(Dataset rows about figures)
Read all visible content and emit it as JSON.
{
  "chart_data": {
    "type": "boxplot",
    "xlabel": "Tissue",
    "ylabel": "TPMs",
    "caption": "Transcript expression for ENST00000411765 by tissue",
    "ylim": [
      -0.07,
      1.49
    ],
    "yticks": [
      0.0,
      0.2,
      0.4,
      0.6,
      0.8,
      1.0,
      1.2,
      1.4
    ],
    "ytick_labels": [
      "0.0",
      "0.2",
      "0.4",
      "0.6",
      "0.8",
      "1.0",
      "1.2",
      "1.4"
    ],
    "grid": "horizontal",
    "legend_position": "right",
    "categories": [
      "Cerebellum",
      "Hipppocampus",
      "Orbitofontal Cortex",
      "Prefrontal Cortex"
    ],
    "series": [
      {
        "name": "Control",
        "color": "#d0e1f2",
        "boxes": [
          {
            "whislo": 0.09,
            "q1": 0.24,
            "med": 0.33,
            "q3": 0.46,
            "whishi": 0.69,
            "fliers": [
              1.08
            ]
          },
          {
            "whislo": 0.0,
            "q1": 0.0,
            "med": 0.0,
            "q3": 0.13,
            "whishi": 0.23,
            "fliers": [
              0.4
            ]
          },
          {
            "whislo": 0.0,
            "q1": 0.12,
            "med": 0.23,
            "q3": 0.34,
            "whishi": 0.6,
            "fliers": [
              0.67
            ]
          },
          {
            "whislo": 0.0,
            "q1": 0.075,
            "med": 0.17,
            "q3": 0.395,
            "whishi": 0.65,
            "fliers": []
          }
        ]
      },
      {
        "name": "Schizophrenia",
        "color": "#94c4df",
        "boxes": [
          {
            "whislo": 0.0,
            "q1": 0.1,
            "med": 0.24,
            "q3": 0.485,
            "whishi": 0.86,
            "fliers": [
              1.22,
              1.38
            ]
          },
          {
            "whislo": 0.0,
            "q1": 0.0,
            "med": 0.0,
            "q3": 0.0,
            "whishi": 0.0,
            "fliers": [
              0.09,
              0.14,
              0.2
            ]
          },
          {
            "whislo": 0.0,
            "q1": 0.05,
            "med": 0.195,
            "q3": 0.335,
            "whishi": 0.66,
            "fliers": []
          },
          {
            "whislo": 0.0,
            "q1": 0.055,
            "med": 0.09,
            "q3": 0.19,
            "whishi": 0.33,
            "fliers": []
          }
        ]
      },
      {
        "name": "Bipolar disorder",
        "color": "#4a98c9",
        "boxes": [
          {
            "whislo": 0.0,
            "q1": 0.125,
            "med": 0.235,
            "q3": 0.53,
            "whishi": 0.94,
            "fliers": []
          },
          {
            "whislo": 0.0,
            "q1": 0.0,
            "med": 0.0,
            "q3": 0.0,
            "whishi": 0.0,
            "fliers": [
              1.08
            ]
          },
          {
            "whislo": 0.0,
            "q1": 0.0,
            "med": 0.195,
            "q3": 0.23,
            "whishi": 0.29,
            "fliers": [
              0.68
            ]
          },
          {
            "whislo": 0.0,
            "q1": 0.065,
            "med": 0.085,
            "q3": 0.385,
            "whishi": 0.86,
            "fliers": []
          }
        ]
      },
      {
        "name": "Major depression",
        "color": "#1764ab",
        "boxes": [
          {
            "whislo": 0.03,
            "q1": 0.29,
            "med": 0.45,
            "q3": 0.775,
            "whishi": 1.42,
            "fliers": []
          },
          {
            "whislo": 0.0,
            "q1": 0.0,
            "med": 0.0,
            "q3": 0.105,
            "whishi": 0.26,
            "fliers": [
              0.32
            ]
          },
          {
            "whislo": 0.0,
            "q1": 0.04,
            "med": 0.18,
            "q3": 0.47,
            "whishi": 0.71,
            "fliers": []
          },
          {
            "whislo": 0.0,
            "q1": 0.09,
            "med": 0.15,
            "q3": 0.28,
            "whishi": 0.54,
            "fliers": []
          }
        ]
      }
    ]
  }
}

Exercise:
Set down the entries verbatim, leaving none out.

Task solution:
Read all visible content and emit it as JSON.
{
  "chart_data": {
    "type": "boxplot",
    "xlabel": "Tissue",
    "ylabel": "TPMs",
    "caption": "Transcript expression for ENST00000411765 by tissue",
    "ylim": [
      -0.07,
      1.49
    ],
    "yticks": [
      0.0,
      0.2,
      0.4,
      0.6,
      0.8,
      1.0,
      1.2,
      1.4
    ],
    "ytick_labels": [
      "0.0",
      "0.2",
      "0.4",
      "0.6",
      "0.8",
      "1.0",
      "1.2",
      "1.4"
    ],
    "grid": "horizontal",
    "legend_position": "right",
    "categories": [
      "Cerebellum",
      "Hipppocampus",
      "Orbitofontal Cortex",
      "Prefrontal Cortex"
    ],
    "series": [
      {
        "name": "Control",
        "color": "#d0e1f2",
        "boxes": [
          {
            "whislo": 0.09,
            "q1": 0.24,
            "med": 0.33,
            "q3": 0.46,
            "whishi": 0.69,
            "fliers": [
              1.08
            ]
          },
          {
            "whislo": 0.0,
            "q1": 0.0,
            "med": 0.0,
            "q3": 0.13,
            "whishi": 0.23,
            "fliers": [
              0.4
            ]
          },
          {
            "whislo": 0.0,
            "q1": 0.12,
            "med": 0.23,
            "q3": 0.34,
            "whishi": 0.6,
            "fliers": [
              0.67
            ]
          },
          {
            "whislo": 0.0,
            "q1": 0.075,
            "med": 0.17,
            "q3": 0.395,
            "whishi": 0.65,
            "fliers": []
          }
        ]
      },
      {
        "name": "Schizophrenia",
        "color": "#94c4df",
        "boxes": [
          {
            "whislo": 0.0,
            "q1": 0.1,
            "med": 0.24,
            "q3": 0.485,
            "whishi": 0.86,
            "fliers": [
              1.22,
              1.38
            ]
          },
          {
            "whislo": 0.0,
            "q1": 0.0,
            "med": 0.0,
            "q3": 0.0,
            "whishi": 0.0,
            "fliers": [
              0.09,
              0.14,
              0.2
            ]
          },
          {
            "whislo": 0.0,
            "q1": 0.05,
            "med": 0.195,
            "q3": 0.335,
            "whishi": 0.66,
            "fliers": []
          },
          {
            "whislo": 0.0,
            "q1": 0.055,
            "med": 0.09,
            "q3": 0.19,
            "whishi": 0.33,
            "fliers": []
          }
        ]
      },
      {
        "name": "Bipolar disorder",
        "color": "#4a98c9",
        "boxes": [
          {
            "whislo": 0.0,
            "q1": 0.125,
            "med": 0.235,
            "q3": 0.53,
            "whishi": 0.94,
            "fliers": []
          },
          {
            "whislo": 0.0,
            "q1": 0.0,
            "med": 0.0,
            "q3": 0.0,
            "whishi": 0.0,
            "fliers": [
              1.08
            ]
          },
          {
            "whislo": 0.0,
            "q1": 0.0,
            "med": 0.195,
            "q3": 0.23,
            "whishi": 0.29,
            "fliers": [
              0.68
            ]
          },
          {
            "whislo": 0.0,
            "q1": 0.065,
            "med": 0.085,
            "q3": 0.385,
            "whishi": 0.86,
            "fliers": []
          }
        ]
      },
      {
        "name": "Major depression",
        "color": "#1764ab",
        "boxes": [
          {
            "whislo": 0.03,
            "q1": 0.29,
            "med": 0.45,
            "q3": 0.775,
            "whishi": 1.42,
            "fliers": []
          },
          {
            "whislo": 0.0,
            "q1": 0.0,
            "med": 0.0,
            "q3": 0.105,
            "whishi": 0.26,
            "fliers": [
              0.32
            ]
          },
          {
            "whislo": 0.0,
            "q1": 0.04,
            "med": 0.18,
            "q3": 0.47,
            "whishi": 0.71,
            "fliers": []
          },
          {
            "whislo": 0.0,
            "q1": 0.09,
            "med": 0.15,
            "q3": 0.28,
            "whishi": 0.54,
            "fliers": []
          }
        ]
      }
    ]
  }
}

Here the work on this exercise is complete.